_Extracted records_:
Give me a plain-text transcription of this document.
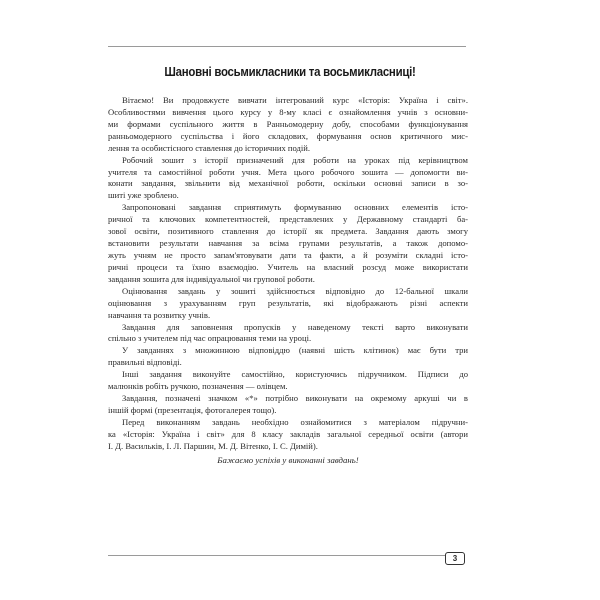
Шановні восьмикласники та восьмикласниці!
Вітаємо! Ви продовжуєте вивчати інтегрований курс «Історія: Україна і світ».
Особливостями вивчення цього курсу у 8-му класі є ознайомлення учнів з основни-
ми формами суспільного життя в Ранньомодерну добу, способами функціонування
ранньомодерного суспільства і його складових, формування основ критичного мис-
лення та особистісного ставлення до історичних подій.
Робочий зошит з історії призначений для роботи на уроках під керівництвом
учителя та самостійної роботи учня. Мета цього робочого зошита — допомогти ви-
конати завдання, звільнити від механічної роботи, оскільки основні записи в зо-
шиті уже зроблено.
Запропоновані завдання сприятимуть формуванню основних елементів істо-
ричної та ключових компетентностей, представлених у Державному стандарті ба-
зової освіти, позитивного ставлення до історії як предмета. Завдання дають змогу
встановити результати навчання за всіма групами результатів, а також допомо-
жуть учням не просто запам'ятовувати дати та факти, а й розуміти складні істо-
ричні процеси та їхню взаємодію. Учитель на власний розсуд може використати
завдання зошита для індивідуальної чи групової роботи.
Оцінювання завдань у зошиті здійснюється відповідно до 12-бальної шкали
оцінювання з урахуванням груп результатів, які відображають різні аспекти
навчання та розвитку учнів.
Завдання для заповнення пропусків у наведеному тексті варто виконувати
спільно з учителем під час опрацювання теми на уроці.
У завданнях з множинною відповіддю (наявні шість клітинок) має бути три
правильні відповіді.
Інші завдання виконуйте самостійно, користуючись підручником. Підписи до
малюнків робіть ручкою, позначення — олівцем.
Завдання, позначені значком «*» потрібно виконувати на окремому аркуші чи в
іншій формі (презентація, фотогалерея тощо).
Перед виконанням завдань необхідно ознайомитися з матеріалом підручни-
ка «Історія: Україна і світ» для 8 класу закладів загальної середньої освіти (автори
І. Д. Васильків, І. Л. Паршин, М. Д. Вітенко, І. С. Димій).
Бажаємо успіхів у виконанні завдань!
3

_Task prompt_: Write out the full listing verbatim, excluding its pictures.

_Written response_:
Give me a plain-text transcription of this document.
Шановні восьмикласники та восьмикласниці!
Вітаємо! Ви продовжуєте вивчати інтегрований курс «Історія: Україна і світ».
Особливостями вивчення цього курсу у 8-му класі є ознайомлення учнів з основни-
ми формами суспільного життя в Ранньомодерну добу, способами функціонування
ранньомодерного суспільства і його складових, формування основ критичного мис-
лення та особистісного ставлення до історичних подій.
Робочий зошит з історії призначений для роботи на уроках під керівництвом
учителя та самостійної роботи учня. Мета цього робочого зошита — допомогти ви-
конати завдання, звільнити від механічної роботи, оскільки основні записи в зо-
шиті уже зроблено.
Запропоновані завдання сприятимуть формуванню основних елементів істо-
ричної та ключових компетентностей, представлених у Державному стандарті ба-
зової освіти, позитивного ставлення до історії як предмета. Завдання дають змогу
встановити результати навчання за всіма групами результатів, а також допомо-
жуть учням не просто запам'ятовувати дати та факти, а й розуміти складні істо-
ричні процеси та їхню взаємодію. Учитель на власний розсуд може використати
завдання зошита для індивідуальної чи групової роботи.
Оцінювання завдань у зошиті здійснюється відповідно до 12-бальної шкали
оцінювання з урахуванням груп результатів, які відображають різні аспекти
навчання та розвитку учнів.
Завдання для заповнення пропусків у наведеному тексті варто виконувати
спільно з учителем під час опрацювання теми на уроці.
У завданнях з множинною відповіддю (наявні шість клітинок) має бути три
правильні відповіді.
Інші завдання виконуйте самостійно, користуючись підручником. Підписи до
малюнків робіть ручкою, позначення — олівцем.
Завдання, позначені значком «*» потрібно виконувати на окремому аркуші чи в
іншій формі (презентація, фотогалерея тощо).
Перед виконанням завдань необхідно ознайомитися з матеріалом підручни-
ка «Історія: Україна і світ» для 8 класу закладів загальної середньої освіти (автори
І. Д. Васильків, І. Л. Паршин, М. Д. Вітенко, І. С. Димій).
Бажаємо успіхів у виконанні завдань!
3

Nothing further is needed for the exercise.